_Records contained in a dataset_.
-*-

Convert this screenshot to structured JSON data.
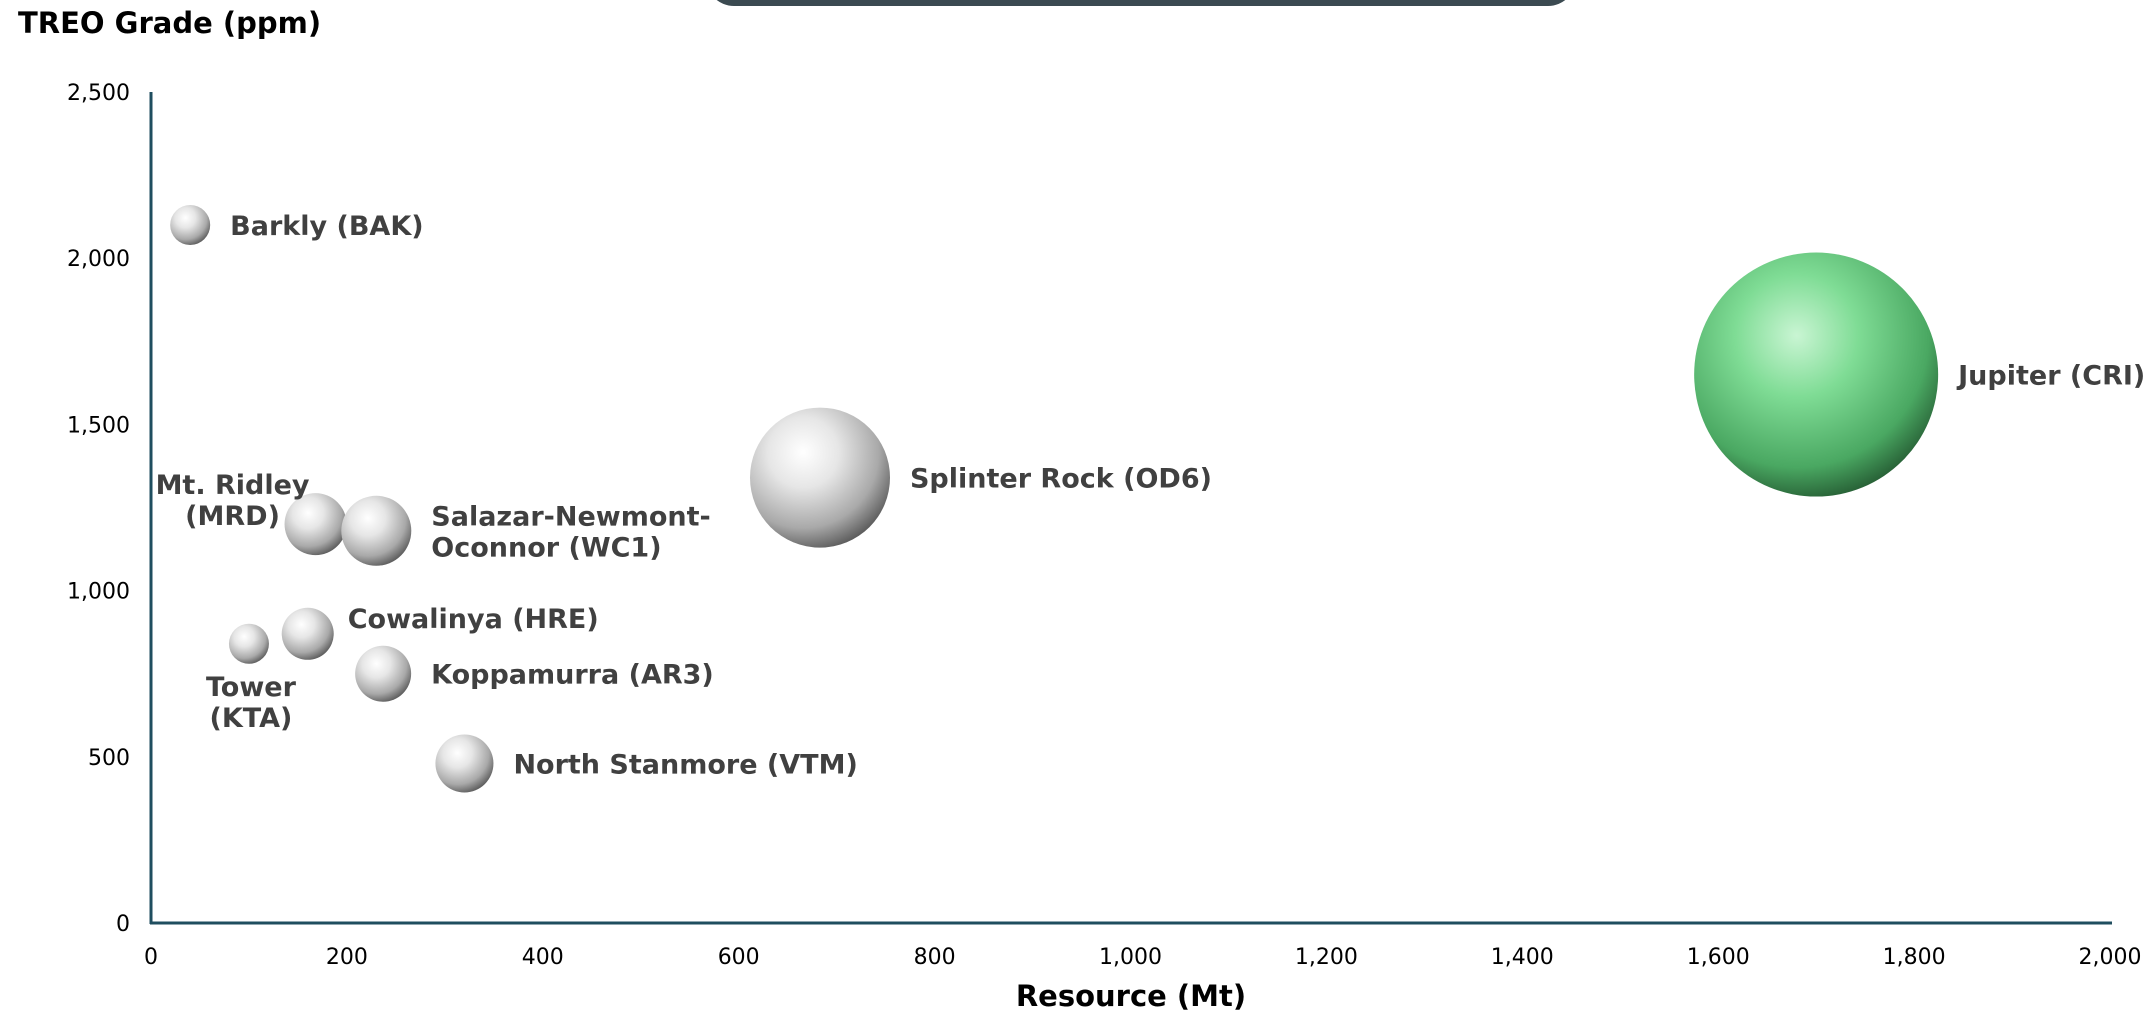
{
  "chart_data": {
    "type": "bubble",
    "xlabel": "Resource (Mt)",
    "ylabel": "TREO Grade (ppm)",
    "xlim": [
      0,
      2000
    ],
    "ylim": [
      0,
      2500
    ],
    "x_ticks": [
      "0",
      "200",
      "400",
      "600",
      "800",
      "1,000",
      "1,200",
      "1,400",
      "1,600",
      "1,800",
      "2,000"
    ],
    "y_ticks": [
      "0",
      "500",
      "1,000",
      "1,500",
      "2,000",
      "2,500"
    ],
    "grid": false,
    "points": [
      {
        "label": [
          "Barkly (BAK)"
        ],
        "x": 40,
        "y": 2100,
        "size": 1.0,
        "color": "#cfcfcf",
        "label_pos": "right"
      },
      {
        "label": [
          "Mt. Ridley",
          "(MRD)"
        ],
        "x": 168,
        "y": 1200,
        "size": 1.55,
        "color": "#cfcfcf",
        "label_pos": "upper-left"
      },
      {
        "label": [
          "Salazar-Newmont-",
          "Oconnor (WC1)"
        ],
        "x": 230,
        "y": 1180,
        "size": 1.75,
        "color": "#cfcfcf",
        "label_pos": "right"
      },
      {
        "label": [
          "Cowalinya (HRE)"
        ],
        "x": 160,
        "y": 870,
        "size": 1.3,
        "color": "#cfcfcf",
        "label_pos": "upper-right"
      },
      {
        "label": [
          "Tower",
          "(KTA)"
        ],
        "x": 100,
        "y": 840,
        "size": 1.0,
        "color": "#cfcfcf",
        "label_pos": "below"
      },
      {
        "label": [
          "Koppamurra (AR3)"
        ],
        "x": 237,
        "y": 750,
        "size": 1.4,
        "color": "#cfcfcf",
        "label_pos": "right"
      },
      {
        "label": [
          "North Stanmore (VTM)"
        ],
        "x": 320,
        "y": 480,
        "size": 1.45,
        "color": "#cfcfcf",
        "label_pos": "right"
      },
      {
        "label": [
          "Splinter Rock (OD6)"
        ],
        "x": 683,
        "y": 1340,
        "size": 3.5,
        "color": "#cfcfcf",
        "label_pos": "right"
      },
      {
        "label": [
          "Jupiter (CRI)"
        ],
        "x": 1700,
        "y": 1650,
        "size": 6.1,
        "color": "#6fd48a",
        "label_pos": "right"
      }
    ]
  },
  "colors": {
    "axis": "#1f4e5f",
    "grey_bubble": "#cfcfcf",
    "green_bubble": "#6fd48a",
    "header_bar": "#3b4a51"
  }
}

-*-

_Set exercise_.
Within the listing above, find every line containing the string "upper" and return it.

_Exercise output_.
        "label_pos": "upper-left"
        "label_pos": "upper-right"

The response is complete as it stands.